***** Data shown
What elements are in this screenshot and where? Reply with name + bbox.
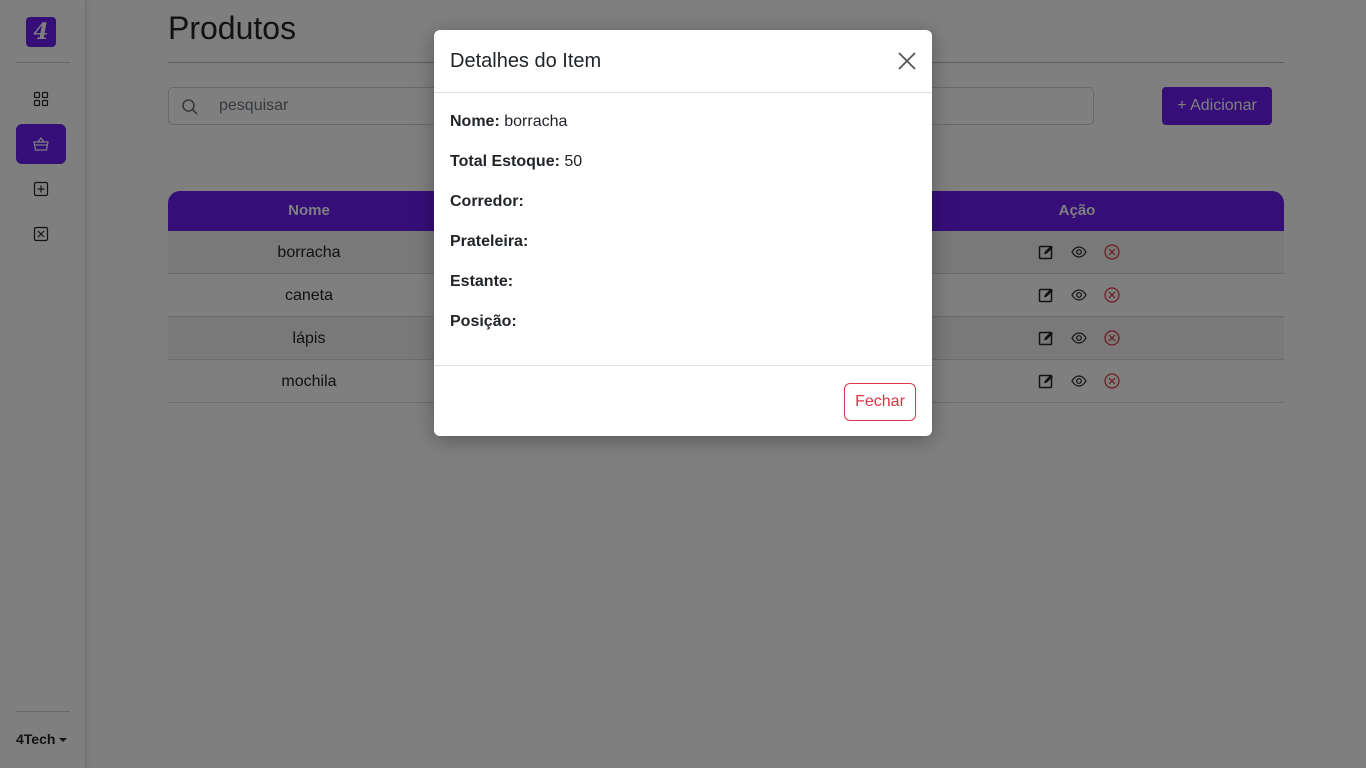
field-label: Estante: — [450, 273, 514, 290]
fechar-button[interactable]: Fechar — [844, 383, 916, 421]
field-value: borracha — [504, 113, 568, 130]
field-label: Corredor: — [450, 193, 524, 210]
field-corredor: Corredor: — [450, 190, 916, 230]
modal-title: Detalhes do Item — [450, 50, 602, 72]
field-nome: Nome: borracha — [450, 110, 916, 150]
field-label: Posição: — [450, 313, 517, 330]
modal-header: Detalhes do Item — [434, 30, 932, 93]
field-label: Nome: — [450, 113, 500, 130]
field-label: Prateleira: — [450, 233, 529, 250]
field-value: 50 — [564, 153, 583, 170]
field-total-estoque: Total Estoque: 50 — [450, 150, 916, 190]
modal-footer: Fechar — [434, 365, 932, 436]
field-prateleira: Prateleira: — [450, 230, 916, 270]
modal-close-button[interactable] — [896, 50, 918, 72]
modal-body: Nome: borracha Total Estoque: 50 Corredo… — [450, 110, 916, 350]
field-estante: Estante: — [450, 270, 916, 310]
field-posicao: Posição: — [450, 310, 916, 350]
item-details-modal: Detalhes do Item Nome: borracha Total Es… — [434, 30, 932, 436]
close-icon — [898, 52, 916, 70]
field-label: Total Estoque: — [450, 153, 560, 170]
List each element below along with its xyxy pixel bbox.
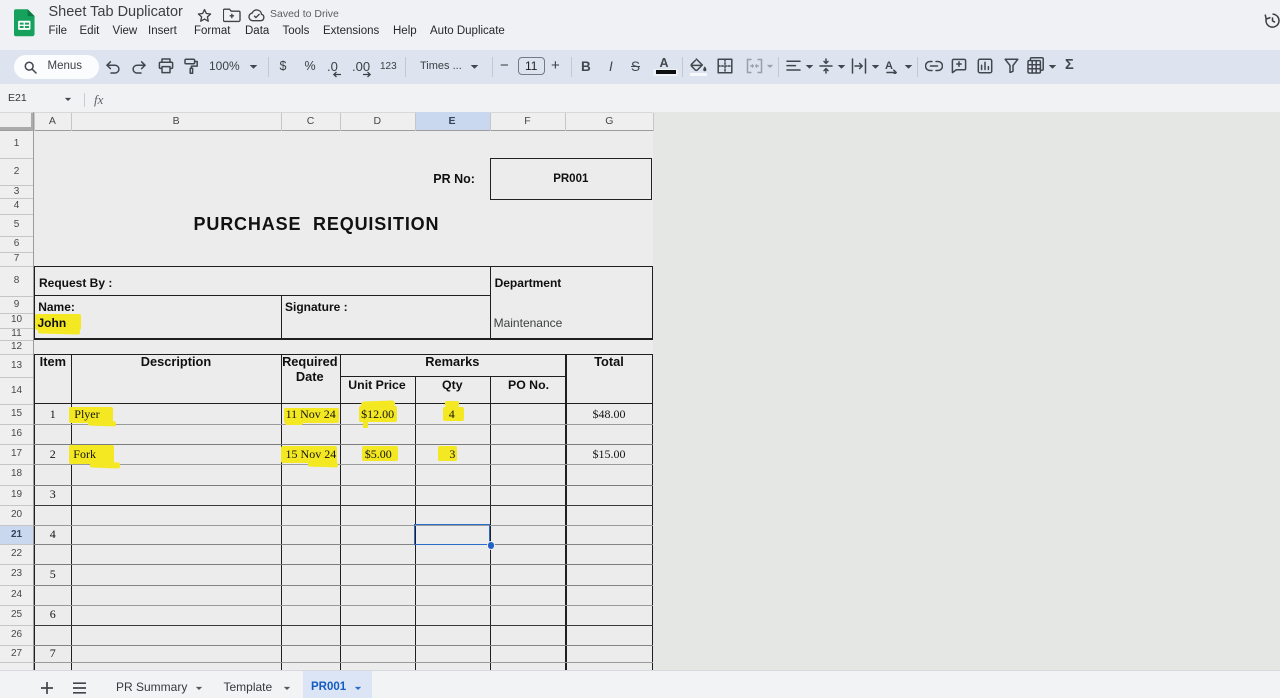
**********
Short problem =>
Arrange the lines of the entries, from the line containing "field-label: Estante: — [450, 273, 514, 290]" up to and including the line containing "modal-title: Detalhes do", as a Markdown table with the columns Row and Text. Number each row and omit blank lines.

Written answer =>
| Row | Text |
|---|---|
| 1 | field-label: Estante: — [450, 273, 514, 290] |
| 2 | fechar-button[interactable]: Fechar — [844, 383, 916, 421] |
| 3 | field-value: borracha — [504, 113, 568, 130] |
| 4 | field-label: Corredor: — [450, 193, 524, 210] |
| 5 | field-corredor: Corredor: — [450, 190, 916, 230] |
| 6 | modal-title: Detalhes do Item — [450, 50, 602, 72] |